(Collection entries)
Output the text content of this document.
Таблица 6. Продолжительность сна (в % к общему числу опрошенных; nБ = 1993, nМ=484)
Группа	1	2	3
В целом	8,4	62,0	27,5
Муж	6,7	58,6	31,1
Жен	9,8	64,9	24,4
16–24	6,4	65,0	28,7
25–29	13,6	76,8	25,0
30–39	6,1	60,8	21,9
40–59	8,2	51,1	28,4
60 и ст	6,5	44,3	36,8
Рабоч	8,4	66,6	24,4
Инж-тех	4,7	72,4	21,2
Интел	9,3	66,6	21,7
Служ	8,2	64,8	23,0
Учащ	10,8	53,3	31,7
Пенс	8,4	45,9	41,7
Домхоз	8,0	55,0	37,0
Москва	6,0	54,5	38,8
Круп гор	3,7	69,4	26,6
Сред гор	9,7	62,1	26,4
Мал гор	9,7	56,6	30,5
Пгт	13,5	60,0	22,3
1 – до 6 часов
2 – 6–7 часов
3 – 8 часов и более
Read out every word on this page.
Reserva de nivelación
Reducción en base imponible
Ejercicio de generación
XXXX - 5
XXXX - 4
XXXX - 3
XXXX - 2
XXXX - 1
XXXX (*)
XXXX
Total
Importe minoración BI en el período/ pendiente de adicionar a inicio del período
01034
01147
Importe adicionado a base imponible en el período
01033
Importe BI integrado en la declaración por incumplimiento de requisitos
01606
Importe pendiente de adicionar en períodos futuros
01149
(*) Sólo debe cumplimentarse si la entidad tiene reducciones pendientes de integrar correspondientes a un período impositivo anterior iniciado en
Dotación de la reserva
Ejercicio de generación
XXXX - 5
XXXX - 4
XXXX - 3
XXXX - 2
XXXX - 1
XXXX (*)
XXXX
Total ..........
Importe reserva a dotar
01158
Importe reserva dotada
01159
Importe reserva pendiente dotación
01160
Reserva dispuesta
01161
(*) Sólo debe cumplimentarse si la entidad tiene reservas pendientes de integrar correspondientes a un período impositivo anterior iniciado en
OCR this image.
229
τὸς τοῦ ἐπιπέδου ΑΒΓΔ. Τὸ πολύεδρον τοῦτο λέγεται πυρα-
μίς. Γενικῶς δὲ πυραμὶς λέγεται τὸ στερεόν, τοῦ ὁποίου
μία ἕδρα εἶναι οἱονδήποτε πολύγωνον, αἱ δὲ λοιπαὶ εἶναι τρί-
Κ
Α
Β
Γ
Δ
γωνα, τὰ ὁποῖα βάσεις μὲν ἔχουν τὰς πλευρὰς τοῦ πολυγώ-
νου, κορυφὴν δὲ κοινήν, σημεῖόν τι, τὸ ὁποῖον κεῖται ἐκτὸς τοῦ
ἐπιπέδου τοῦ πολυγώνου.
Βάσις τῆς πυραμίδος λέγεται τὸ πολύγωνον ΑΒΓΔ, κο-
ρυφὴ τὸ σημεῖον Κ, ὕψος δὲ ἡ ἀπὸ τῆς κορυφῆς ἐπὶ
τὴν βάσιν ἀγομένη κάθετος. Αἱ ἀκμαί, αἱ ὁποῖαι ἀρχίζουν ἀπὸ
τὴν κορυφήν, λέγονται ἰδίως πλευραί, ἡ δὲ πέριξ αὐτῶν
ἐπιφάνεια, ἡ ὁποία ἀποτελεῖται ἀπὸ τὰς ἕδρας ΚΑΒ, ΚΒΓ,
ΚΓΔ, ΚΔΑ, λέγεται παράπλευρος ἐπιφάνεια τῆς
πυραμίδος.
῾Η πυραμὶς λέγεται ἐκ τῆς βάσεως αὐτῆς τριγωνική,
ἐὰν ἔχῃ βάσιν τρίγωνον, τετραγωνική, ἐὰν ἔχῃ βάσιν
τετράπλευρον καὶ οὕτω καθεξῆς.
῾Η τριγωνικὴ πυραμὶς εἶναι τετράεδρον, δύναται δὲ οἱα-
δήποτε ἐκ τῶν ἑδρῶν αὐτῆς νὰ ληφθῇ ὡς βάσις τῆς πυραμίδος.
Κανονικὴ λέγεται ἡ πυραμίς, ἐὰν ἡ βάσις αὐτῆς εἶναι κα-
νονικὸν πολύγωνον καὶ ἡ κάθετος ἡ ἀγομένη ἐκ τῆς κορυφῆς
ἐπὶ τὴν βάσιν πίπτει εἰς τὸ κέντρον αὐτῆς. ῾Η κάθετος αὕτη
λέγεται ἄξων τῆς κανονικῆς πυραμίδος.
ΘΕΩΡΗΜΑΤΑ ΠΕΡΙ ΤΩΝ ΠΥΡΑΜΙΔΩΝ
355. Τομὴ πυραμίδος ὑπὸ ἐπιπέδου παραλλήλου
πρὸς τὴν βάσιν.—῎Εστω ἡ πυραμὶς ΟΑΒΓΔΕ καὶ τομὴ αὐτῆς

Objective
Looking at the entries above, say how many lines contain the word "ἀγομένη". Only the number is wanted.

Finished task
2